§ **Brief**
Whenever a line below holds the word "Return", copy that line.

§ **Provided entries**
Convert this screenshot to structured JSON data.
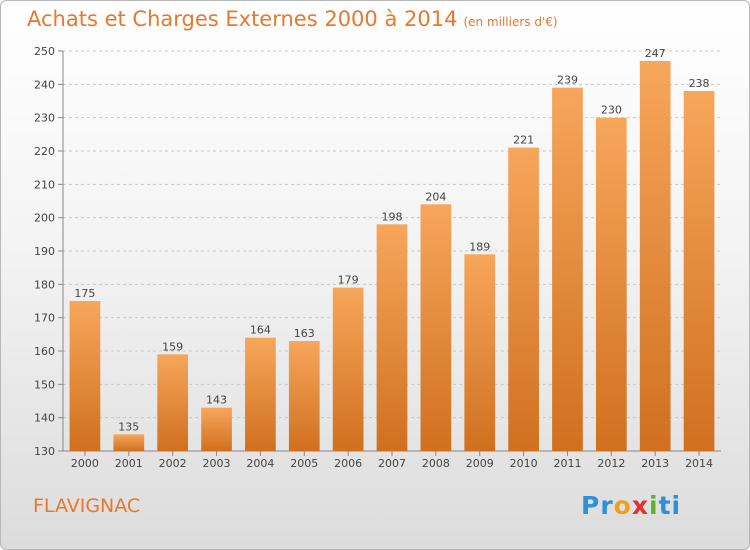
{
  "header": {
    "title": "Achats et Charges Externes 2000 à 2014",
    "subtitle": "(en milliers d'€)"
  },
  "footer": {
    "commune": "FLAVIGNAC",
    "logo_letters": [
      {
        "ch": "P",
        "color": "#2f8fd8"
      },
      {
        "ch": "r",
        "color": "#2f8fd8"
      },
      {
        "ch": "o",
        "color": "#f0a020"
      },
      {
        "ch": "x",
        "color": "#e03030"
      },
      {
        "ch": "i",
        "color": "#60b030"
      },
      {
        "ch": "t",
        "color": "#2f8fd8"
      },
      {
        "ch": "i",
        "color": "#2f8fd8"
      }
    ]
  },
  "colors": {
    "bar_light": "#f7a65c",
    "bar_dark": "#d0701f",
    "accent": "#e8782e"
  },
  "chart_data": {
    "type": "bar",
    "categories": [
      "2000",
      "2001",
      "2002",
      "2003",
      "2004",
      "2005",
      "2006",
      "2007",
      "2008",
      "2009",
      "2010",
      "2011",
      "2012",
      "2013",
      "2014"
    ],
    "values": [
      175,
      135,
      159,
      143,
      164,
      163,
      179,
      198,
      204,
      189,
      221,
      239,
      230,
      247,
      238
    ],
    "ylim": [
      130,
      250
    ],
    "yticks": [
      130,
      140,
      150,
      160,
      170,
      180,
      190,
      200,
      210,
      220,
      230,
      240,
      250
    ],
    "grid": true,
    "title": "Achats et Charges Externes 2000 à 2014",
    "ylabel": "",
    "xlabel": ""
  }
}
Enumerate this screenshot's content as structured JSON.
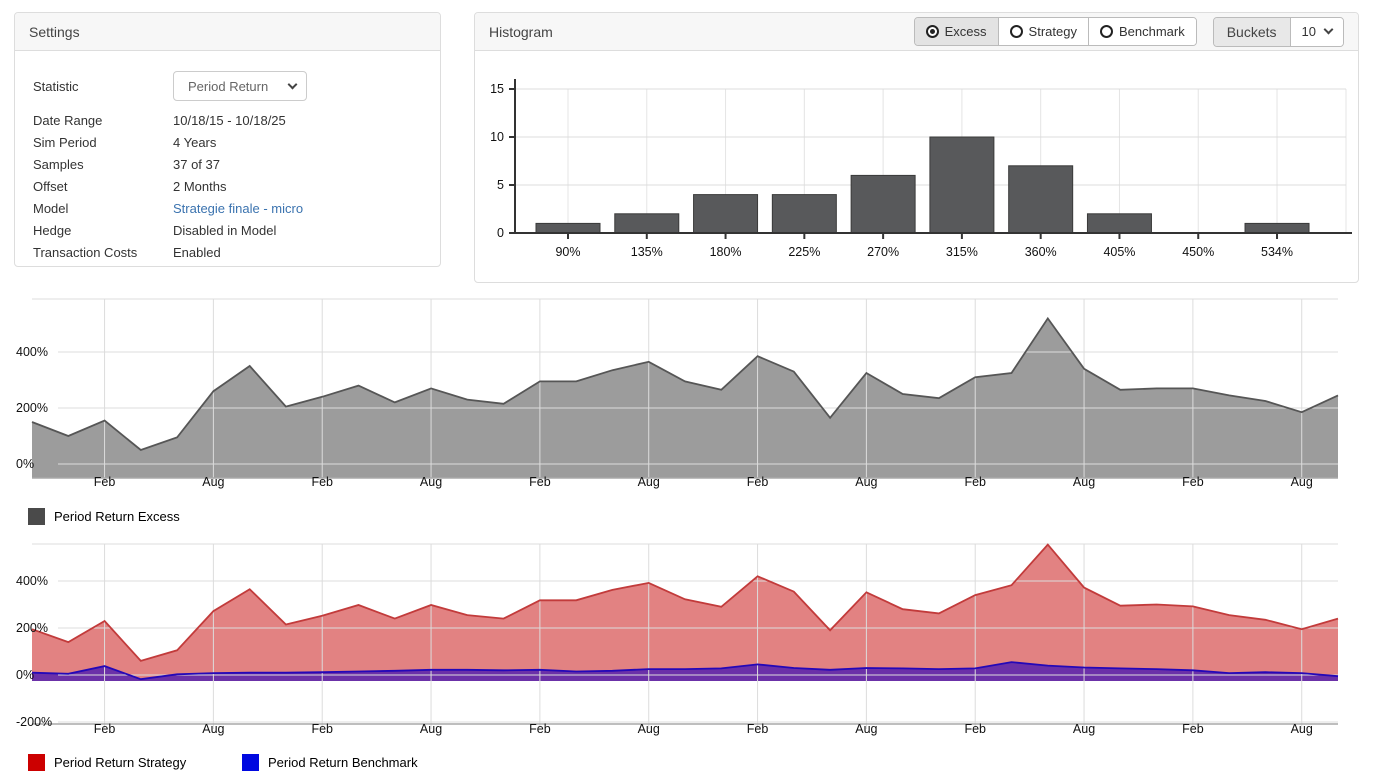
{
  "settings": {
    "title": "Settings",
    "statistic": {
      "label": "Statistic",
      "value": "Period Return"
    },
    "rows": [
      {
        "label": "Date Range",
        "value": "10/18/15 - 10/18/25",
        "kind": "text"
      },
      {
        "label": "Sim Period",
        "value": "4 Years",
        "kind": "text"
      },
      {
        "label": "Samples",
        "value": "37 of 37",
        "kind": "text"
      },
      {
        "label": "Offset",
        "value": "2 Months",
        "kind": "text"
      },
      {
        "label": "Model",
        "value": "Strategie finale - micro",
        "kind": "link"
      },
      {
        "label": "Hedge",
        "value": "Disabled in Model",
        "kind": "text"
      },
      {
        "label": "Transaction Costs",
        "value": "Enabled",
        "kind": "text"
      }
    ]
  },
  "histogram_panel": {
    "title": "Histogram",
    "radios": [
      {
        "label": "Excess",
        "selected": true
      },
      {
        "label": "Strategy",
        "selected": false
      },
      {
        "label": "Benchmark",
        "selected": false
      }
    ],
    "buckets_label": "Buckets",
    "buckets_value": "10"
  },
  "colors": {
    "excess_fill": "#9c9c9c",
    "excess_stroke": "#565656",
    "excess_legend": "#4a4a4a",
    "strategy_fill": "#e28282",
    "strategy_stroke": "#c23b3b",
    "strategy_legend": "#cc0000",
    "benchmark_fill": "rgba(50,10,185,0.68)",
    "benchmark_stroke": "#2408b8",
    "benchmark_legend": "#0008e0",
    "bar_fill": "#58595b",
    "bar_stroke": "#3a3a3a"
  },
  "chart_data": [
    {
      "id": "histogram",
      "type": "bar",
      "title": "Histogram",
      "categories": [
        "90%",
        "135%",
        "180%",
        "225%",
        "270%",
        "315%",
        "360%",
        "405%",
        "450%",
        "534%"
      ],
      "values": [
        1,
        2,
        4,
        4,
        6,
        10,
        7,
        2,
        0,
        1
      ],
      "ylim": [
        0,
        15
      ],
      "yticks": [
        0,
        5,
        10,
        15
      ],
      "grid": true,
      "legend_position": "none"
    },
    {
      "id": "excess",
      "type": "area",
      "x_tick_labels": [
        "Feb",
        "Aug",
        "Feb",
        "Aug",
        "Feb",
        "Aug",
        "Feb",
        "Aug",
        "Feb",
        "Aug",
        "Feb",
        "Aug"
      ],
      "x_tick_indices": [
        2,
        5,
        8,
        11,
        14,
        17,
        20,
        23,
        26,
        29,
        32,
        35
      ],
      "yticks": [
        0,
        200,
        400
      ],
      "ytick_labels": [
        "0%",
        "200%",
        "400%"
      ],
      "ylim": [
        -50,
        585
      ],
      "grid": true,
      "legend_position": "bottom-left",
      "series": [
        {
          "name": "Period Return Excess",
          "values": [
            150,
            100,
            155,
            50,
            95,
            260,
            350,
            205,
            240,
            280,
            220,
            270,
            230,
            215,
            295,
            295,
            335,
            365,
            295,
            265,
            385,
            330,
            165,
            325,
            250,
            235,
            310,
            325,
            520,
            340,
            265,
            270,
            270,
            245,
            225,
            185,
            245
          ]
        }
      ]
    },
    {
      "id": "strategy_benchmark",
      "type": "area",
      "x_tick_labels": [
        "Feb",
        "Aug",
        "Feb",
        "Aug",
        "Feb",
        "Aug",
        "Feb",
        "Aug",
        "Feb",
        "Aug",
        "Feb",
        "Aug"
      ],
      "x_tick_indices": [
        2,
        5,
        8,
        11,
        14,
        17,
        20,
        23,
        26,
        29,
        32,
        35
      ],
      "yticks": [
        -200,
        0,
        200,
        400
      ],
      "ytick_labels": [
        "-200%",
        "0%",
        "200%",
        "400%"
      ],
      "ylim": [
        -290,
        565
      ],
      "grid": true,
      "legend_position": "bottom-left",
      "series": [
        {
          "name": "Period Return Strategy",
          "values": [
            195,
            140,
            230,
            60,
            105,
            272,
            365,
            215,
            252,
            298,
            240,
            298,
            255,
            240,
            318,
            318,
            362,
            392,
            322,
            290,
            420,
            355,
            190,
            352,
            280,
            262,
            340,
            382,
            555,
            372,
            295,
            300,
            292,
            255,
            235,
            195,
            240
          ]
        },
        {
          "name": "Period Return Benchmark",
          "values": [
            10,
            5,
            38,
            -18,
            3,
            8,
            10,
            10,
            12,
            15,
            18,
            22,
            22,
            20,
            22,
            15,
            18,
            25,
            25,
            28,
            45,
            30,
            22,
            30,
            28,
            25,
            28,
            55,
            40,
            32,
            28,
            25,
            20,
            8,
            12,
            8,
            -5
          ]
        }
      ]
    }
  ]
}
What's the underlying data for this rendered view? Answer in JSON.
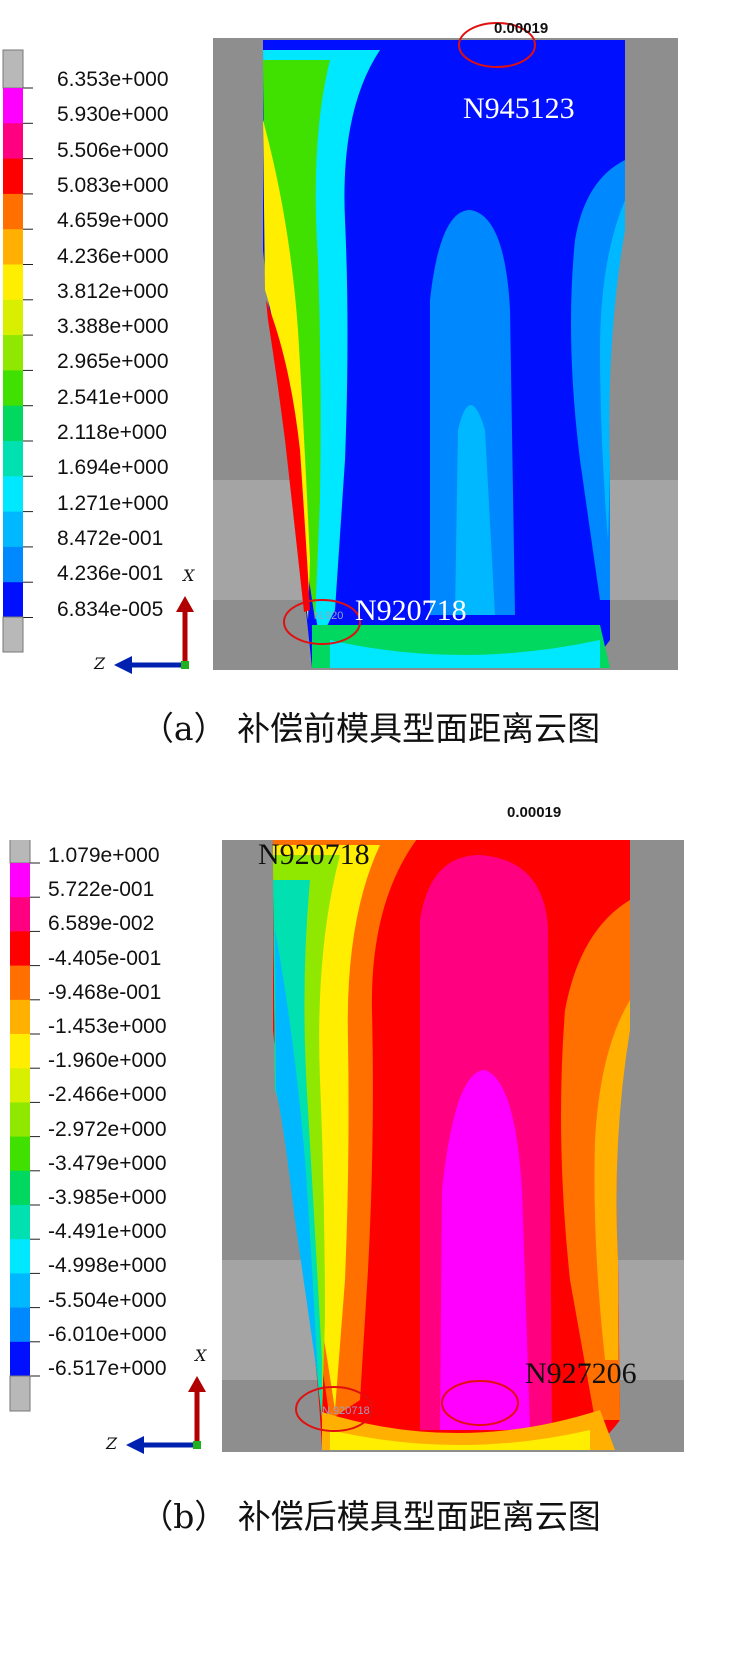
{
  "figures": [
    {
      "id": "a",
      "legend": [
        "6.353e+000",
        "5.930e+000",
        "5.506e+000",
        "5.083e+000",
        "4.659e+000",
        "4.236e+000",
        "3.812e+000",
        "3.388e+000",
        "2.965e+000",
        "2.541e+000",
        "2.118e+000",
        "1.694e+000",
        "1.271e+000",
        "8.472e-001",
        "4.236e-001",
        "6.834e-005"
      ],
      "legend_colors": [
        "#ff00ff",
        "#ff0080",
        "#ff0000",
        "#ff7000",
        "#ffb000",
        "#ffee00",
        "#d8f000",
        "#90e800",
        "#40e000",
        "#00d860",
        "#00e0b0",
        "#00e8ff",
        "#00b8ff",
        "#0088ff",
        "#0010ff"
      ],
      "nodes": [
        "N945123",
        "N920718"
      ],
      "small_tags": [
        "N.920",
        "0.00019"
      ],
      "axis": {
        "vertical": "X",
        "horizontal": "Z"
      },
      "caption": "（a） 补偿前模具型面距离云图"
    },
    {
      "id": "b",
      "legend": [
        "1.079e+000",
        "5.722e-001",
        "6.589e-002",
        "-4.405e-001",
        "-9.468e-001",
        "-1.453e+000",
        "-1.960e+000",
        "-2.466e+000",
        "-2.972e+000",
        "-3.479e+000",
        "-3.985e+000",
        "-4.491e+000",
        "-4.998e+000",
        "-5.504e+000",
        "-6.010e+000",
        "-6.517e+000"
      ],
      "legend_colors": [
        "#ff00ff",
        "#ff0080",
        "#ff0000",
        "#ff7000",
        "#ffb000",
        "#ffee00",
        "#d8f000",
        "#90e800",
        "#40e000",
        "#00d860",
        "#00e0b0",
        "#00e8ff",
        "#00b8ff",
        "#0088ff",
        "#0010ff"
      ],
      "nodes": [
        "N920718",
        "N927206"
      ],
      "small_tags": [
        "N.920718",
        "0.00019"
      ],
      "axis": {
        "vertical": "X",
        "horizontal": "Z"
      },
      "caption": "（b） 补偿后模具型面距离云图"
    }
  ]
}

§ **Solution to the exercise**
      "value": "Period Return"
          "name": "Period Return Excess",
          "name": "Period Return Strategy",
          "name": "Period Return Benchmark",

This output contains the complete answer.